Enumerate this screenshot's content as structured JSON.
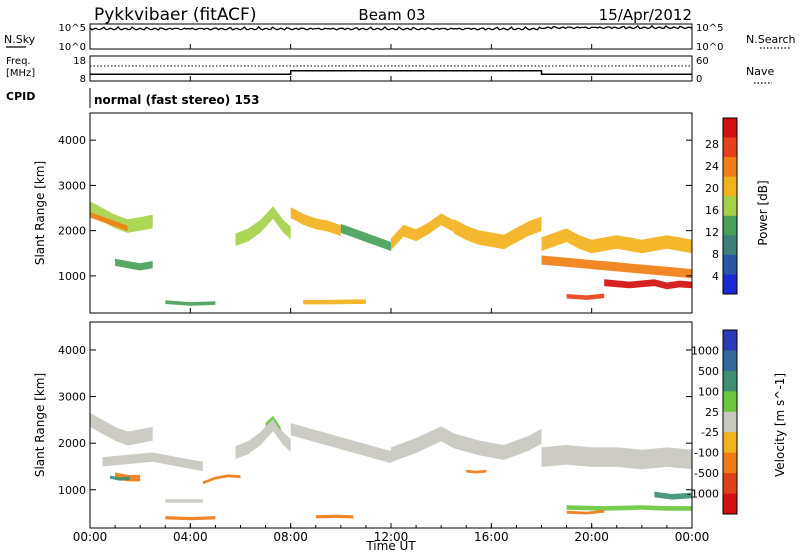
{
  "header": {
    "radar": "Pykkvibaer (fitACF)",
    "beam": "Beam 03",
    "date": "15/Apr/2012"
  },
  "noise_panel": {
    "left_label": "N.Sky",
    "left_ticks": [
      "10^5",
      "10^0"
    ],
    "right_ticks": [
      "10^5",
      "10^0"
    ],
    "right_label": "N.Search"
  },
  "freq_panel": {
    "left_label_1": "Freq.",
    "left_label_2": "[MHz]",
    "left_ticks": [
      "18",
      "8"
    ],
    "right_ticks": [
      "60",
      "0"
    ],
    "right_label": "Nave",
    "freq_mhz_segments": [
      [
        0,
        8,
        10.5
      ],
      [
        8,
        18,
        12.0
      ],
      [
        18,
        24,
        10.5
      ]
    ],
    "nave": 45
  },
  "cpid": {
    "label": "CPID",
    "text": "normal (fast stereo) 153"
  },
  "x_axis": {
    "ticks": [
      "00:00",
      "04:00",
      "08:00",
      "12:00",
      "16:00",
      "20:00",
      "00:00"
    ],
    "label": "Time UT",
    "range_hours": [
      0,
      24
    ]
  },
  "power_panel": {
    "ylabel": "Slant Range [km]",
    "yticks": [
      "4000",
      "3000",
      "2000",
      "1000"
    ],
    "colorbar_label": "Power [dB]",
    "colorbar_ticks": [
      "28",
      "24",
      "20",
      "16",
      "12",
      "8",
      "4"
    ],
    "colors": [
      "#1a2bd6",
      "#2b56a8",
      "#3f7f7a",
      "#4aa05a",
      "#a6d24a",
      "#f2b21c",
      "#f27f14",
      "#e8401a",
      "#d40f0f"
    ]
  },
  "velocity_panel": {
    "ylabel": "Slant Range [km]",
    "yticks": [
      "4000",
      "3000",
      "2000",
      "1000"
    ],
    "colorbar_label": "Velocity [m s^-1]",
    "colorbar_ticks": [
      "1000",
      "500",
      "100",
      "25",
      "-25",
      "-100",
      "-500",
      "-1000"
    ],
    "colors": [
      "#2a3bb8",
      "#33689a",
      "#3f8f73",
      "#6ac83e",
      "#c8c8c0",
      "#f2b21c",
      "#f07a14",
      "#e04018",
      "#d40f0f"
    ]
  },
  "chart_data": [
    {
      "type": "heatmap",
      "title": "Power",
      "x_unit": "hours UT",
      "y_unit": "km",
      "xlim": [
        0,
        24
      ],
      "ylim": [
        180,
        4600
      ],
      "value_range": [
        0,
        30
      ],
      "bands": [
        {
          "t": [
            0.0,
            0.5,
            1.0,
            1.5,
            2.0,
            2.5
          ],
          "r": [
            2500,
            2350,
            2200,
            2100,
            2150,
            2200
          ],
          "w": 300,
          "v": 14
        },
        {
          "t": [
            0.0,
            0.5,
            1.0,
            1.5
          ],
          "r": [
            2350,
            2250,
            2150,
            2050
          ],
          "w": 120,
          "v": 22
        },
        {
          "t": [
            5.8,
            6.3,
            6.8,
            7.3,
            7.7,
            8.0
          ],
          "r": [
            1800,
            1900,
            2100,
            2400,
            2100,
            1950
          ],
          "w": 280,
          "v": 16
        },
        {
          "t": [
            8.0,
            8.5,
            9.0,
            9.5,
            10.0
          ],
          "r": [
            2400,
            2250,
            2150,
            2100,
            2000
          ],
          "w": 240,
          "v": 18
        },
        {
          "t": [
            10.0,
            10.5,
            11.0,
            11.5,
            12.0
          ],
          "r": [
            2050,
            1950,
            1850,
            1750,
            1650
          ],
          "w": 200,
          "v": 13
        },
        {
          "t": [
            12.0,
            12.5,
            13.0,
            13.5,
            14.0,
            14.5
          ],
          "r": [
            1700,
            2000,
            1900,
            2050,
            2250,
            2100
          ],
          "w": 260,
          "v": 17
        },
        {
          "t": [
            14.5,
            15.0,
            15.5,
            16.0,
            16.5,
            17.0,
            17.5,
            18.0
          ],
          "r": [
            2100,
            1950,
            1850,
            1800,
            1750,
            1900,
            2050,
            2150
          ],
          "w": 320,
          "v": 19
        },
        {
          "t": [
            18.0,
            18.5,
            19.0,
            19.5,
            20.0,
            20.5,
            21.0,
            21.5,
            22.0,
            22.5,
            23.0,
            23.5,
            24.0
          ],
          "r": [
            1700,
            1800,
            1900,
            1750,
            1650,
            1700,
            1750,
            1700,
            1650,
            1700,
            1750,
            1700,
            1650
          ],
          "w": 300,
          "v": 19
        },
        {
          "t": [
            18.0,
            19.0,
            20.0,
            21.0,
            22.0,
            23.0,
            24.0
          ],
          "r": [
            1350,
            1300,
            1250,
            1200,
            1150,
            1100,
            1050
          ],
          "w": 200,
          "v": 23
        },
        {
          "t": [
            20.5,
            21.5,
            22.5,
            23.0,
            23.5,
            24.0
          ],
          "r": [
            850,
            800,
            850,
            780,
            820,
            800
          ],
          "w": 150,
          "v": 27
        },
        {
          "t": [
            1.0,
            1.5,
            2.0,
            2.5
          ],
          "r": [
            1300,
            1250,
            1200,
            1250
          ],
          "w": 160,
          "v": 10
        },
        {
          "t": [
            8.5,
            9.5,
            10.5,
            11.0
          ],
          "r": [
            420,
            420,
            430,
            430
          ],
          "w": 100,
          "v": 19
        },
        {
          "t": [
            3.0,
            4.0,
            5.0
          ],
          "r": [
            420,
            380,
            400
          ],
          "w": 80,
          "v": 12
        },
        {
          "t": [
            19.0,
            19.8,
            20.5
          ],
          "r": [
            550,
            520,
            560
          ],
          "w": 100,
          "v": 26
        }
      ]
    },
    {
      "type": "heatmap",
      "title": "Velocity",
      "x_unit": "hours UT",
      "y_unit": "km",
      "xlim": [
        0,
        24
      ],
      "ylim": [
        180,
        4600
      ],
      "value_range": [
        -1000,
        1000
      ],
      "bands": [
        {
          "t": [
            0.0,
            0.5,
            1.0,
            1.5,
            2.0,
            2.5
          ],
          "r": [
            2500,
            2350,
            2200,
            2100,
            2150,
            2200
          ],
          "w": 300,
          "v": 0
        },
        {
          "t": [
            0.5,
            1.5,
            2.5,
            3.5,
            4.5
          ],
          "r": [
            1600,
            1650,
            1700,
            1600,
            1500
          ],
          "w": 200,
          "v": 0
        },
        {
          "t": [
            5.8,
            6.3,
            6.8,
            7.3,
            7.7,
            8.0
          ],
          "r": [
            1800,
            1900,
            2100,
            2400,
            2100,
            1950
          ],
          "w": 280,
          "v": 0
        },
        {
          "t": [
            8.0,
            9.0,
            10.0,
            11.0,
            12.0
          ],
          "r": [
            2300,
            2150,
            2000,
            1850,
            1700
          ],
          "w": 260,
          "v": 0
        },
        {
          "t": [
            12.0,
            13.0,
            14.0,
            14.5,
            15.5,
            16.5,
            17.5,
            18.0
          ],
          "r": [
            1750,
            1950,
            2200,
            2050,
            1900,
            1800,
            2000,
            2150
          ],
          "w": 320,
          "v": 0
        },
        {
          "t": [
            18.0,
            19.0,
            20.0,
            21.0,
            22.0,
            23.0,
            24.0
          ],
          "r": [
            1700,
            1750,
            1700,
            1700,
            1650,
            1700,
            1650
          ],
          "w": 420,
          "v": 0
        },
        {
          "t": [
            1.0,
            1.5,
            2.0
          ],
          "r": [
            1300,
            1250,
            1250
          ],
          "w": 140,
          "v": -120
        },
        {
          "t": [
            0.8,
            1.2,
            1.6
          ],
          "r": [
            1270,
            1230,
            1250
          ],
          "w": 70,
          "v": 150
        },
        {
          "t": [
            3.0,
            3.8,
            4.5
          ],
          "r": [
            760,
            760,
            760
          ],
          "w": 70,
          "v": 0
        },
        {
          "t": [
            4.5,
            5.0,
            5.5,
            6.0
          ],
          "r": [
            1150,
            1250,
            1300,
            1280
          ],
          "w": 60,
          "v": -400
        },
        {
          "t": [
            9.0,
            9.8,
            10.5
          ],
          "r": [
            420,
            430,
            420
          ],
          "w": 70,
          "v": -150
        },
        {
          "t": [
            3.0,
            4.0,
            5.0
          ],
          "r": [
            400,
            380,
            400
          ],
          "w": 70,
          "v": -200
        },
        {
          "t": [
            19.0,
            20.5,
            22.0,
            23.0,
            24.0
          ],
          "r": [
            620,
            600,
            620,
            600,
            600
          ],
          "w": 100,
          "v": 80
        },
        {
          "t": [
            22.5,
            23.2,
            24.0
          ],
          "r": [
            900,
            850,
            880
          ],
          "w": 120,
          "v": 300
        },
        {
          "t": [
            15.0,
            15.4,
            15.8
          ],
          "r": [
            1400,
            1380,
            1400
          ],
          "w": 60,
          "v": -200
        },
        {
          "t": [
            19.0,
            19.8,
            20.5
          ],
          "r": [
            520,
            500,
            540
          ],
          "w": 60,
          "v": -250
        },
        {
          "t": [
            7.0,
            7.3,
            7.6
          ],
          "r": [
            2400,
            2550,
            2300
          ],
          "w": 80,
          "v": 90
        }
      ]
    }
  ]
}
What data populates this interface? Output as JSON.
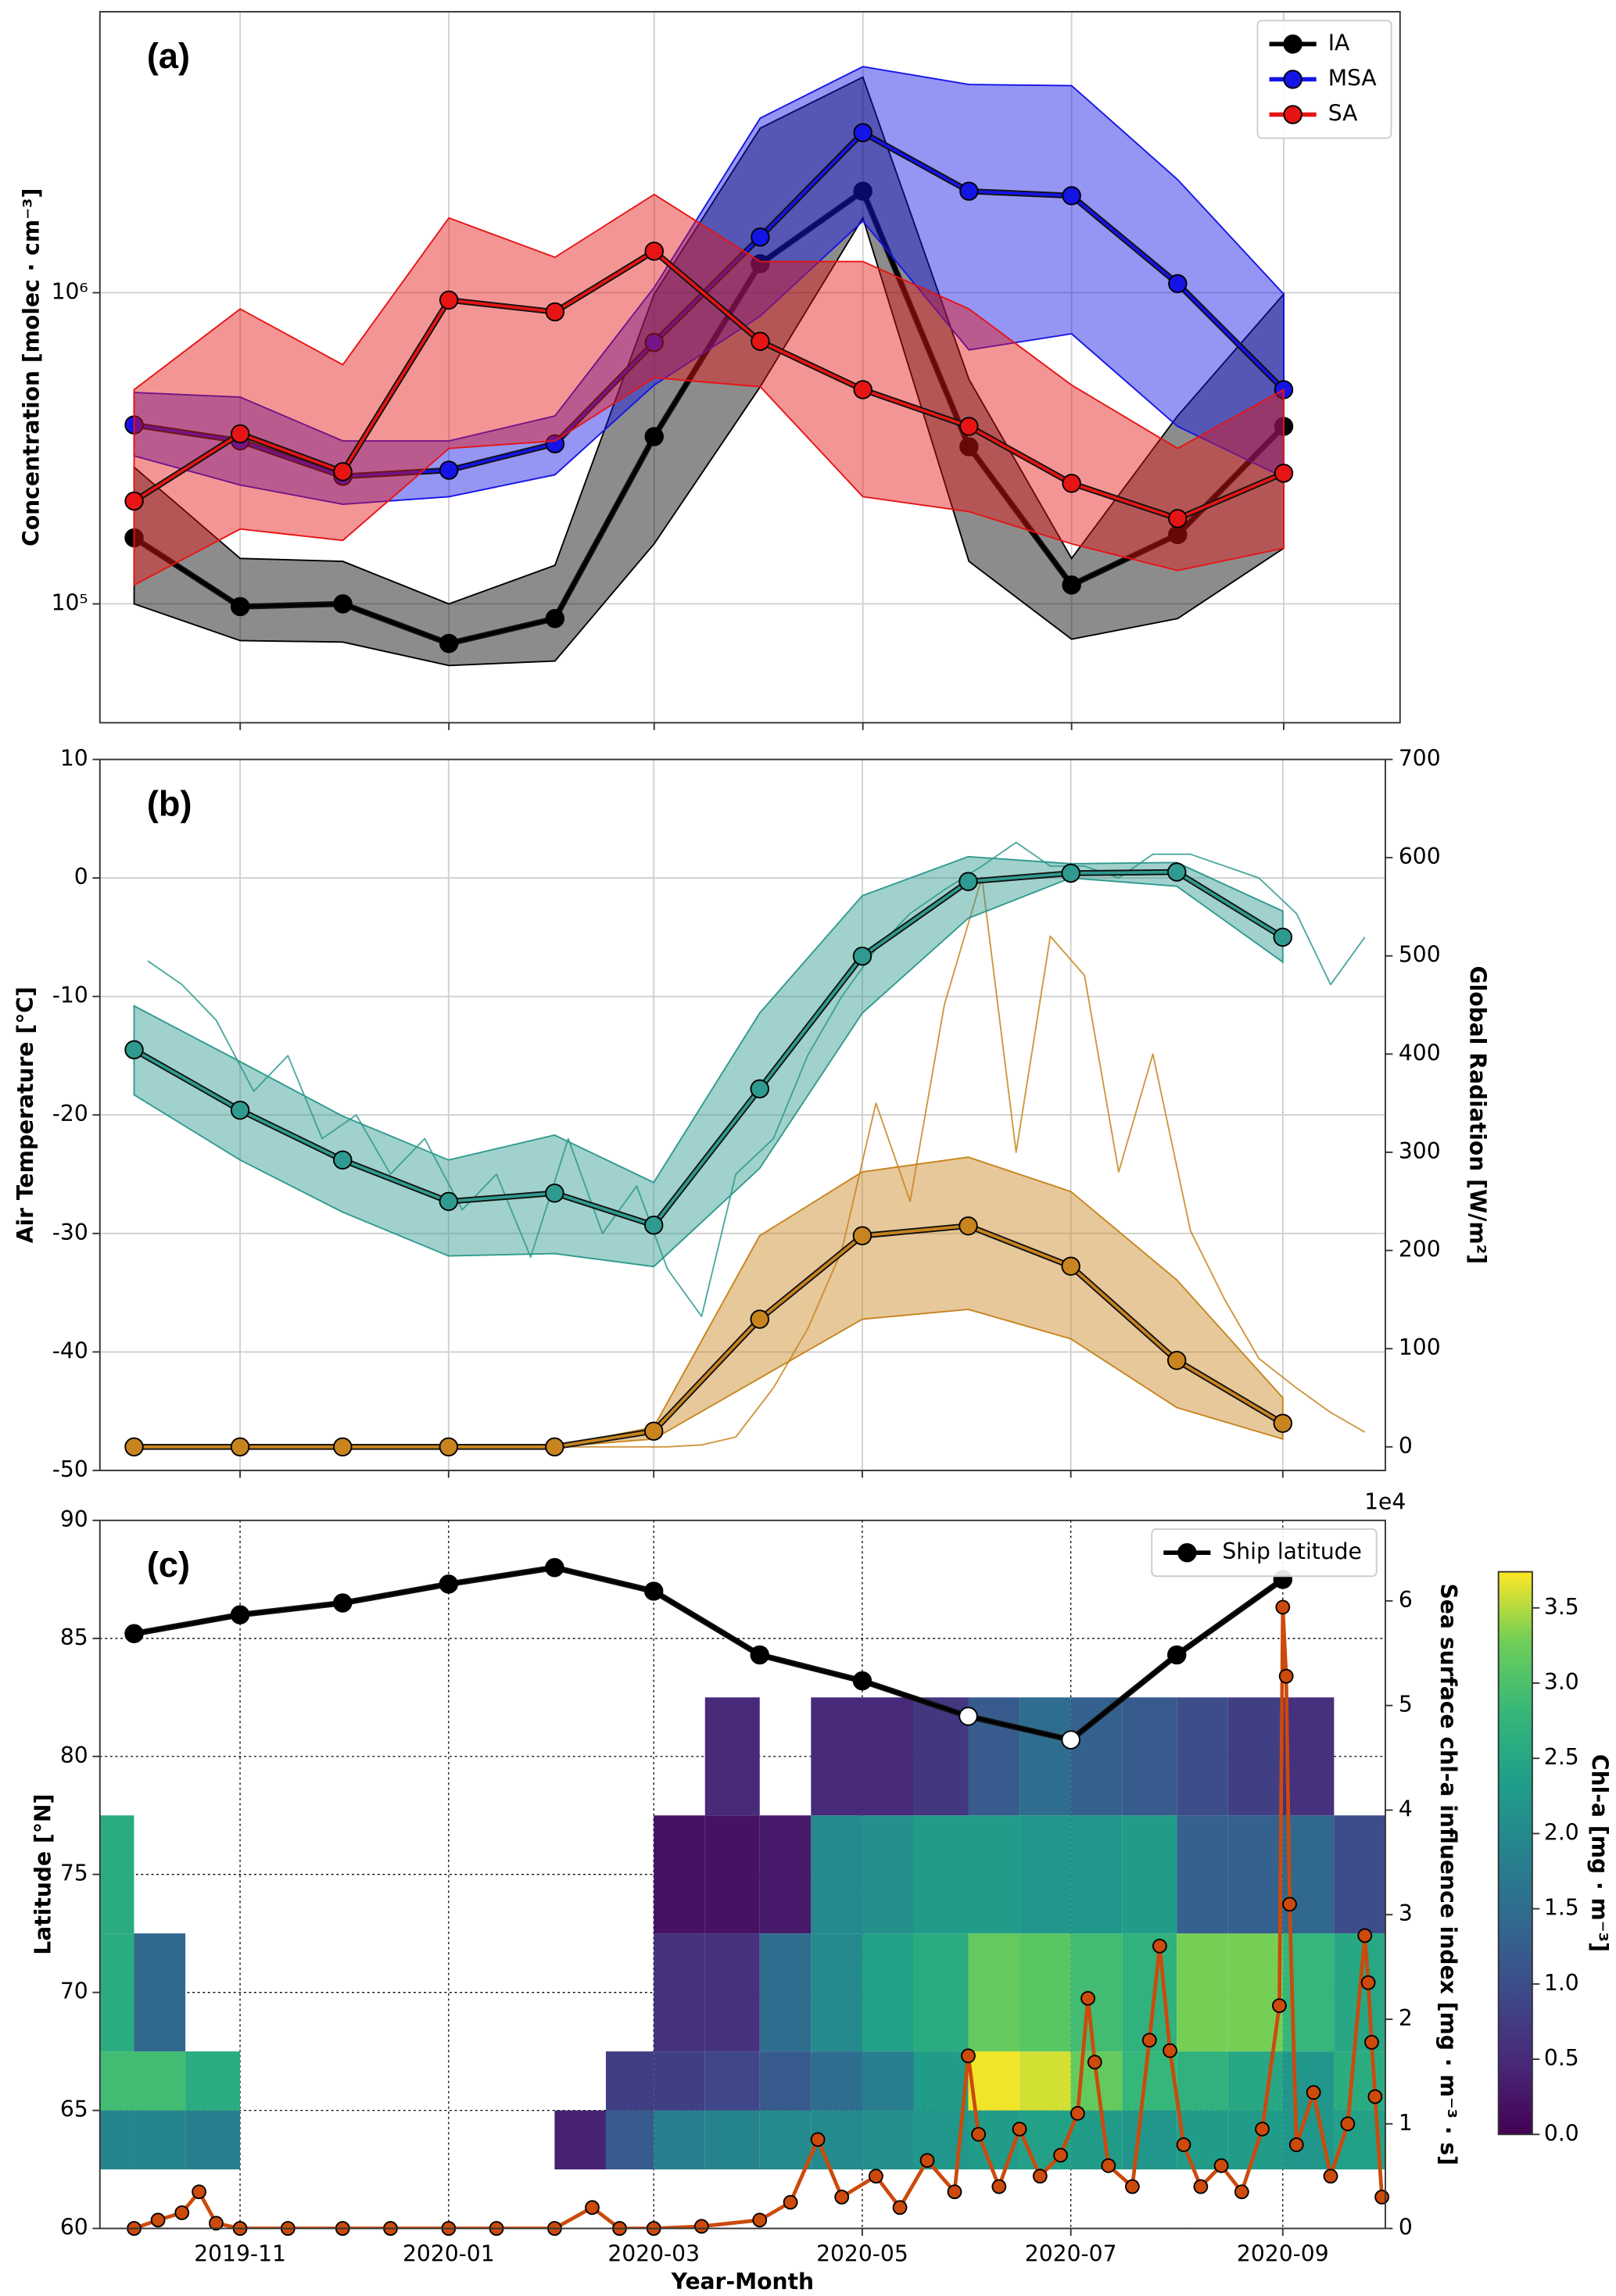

• WORK INSTRUCTIONS
Go through the listing above and work out how many lines contain the string "this". Reply with the number alone.

• CORRECT RESPONSE
2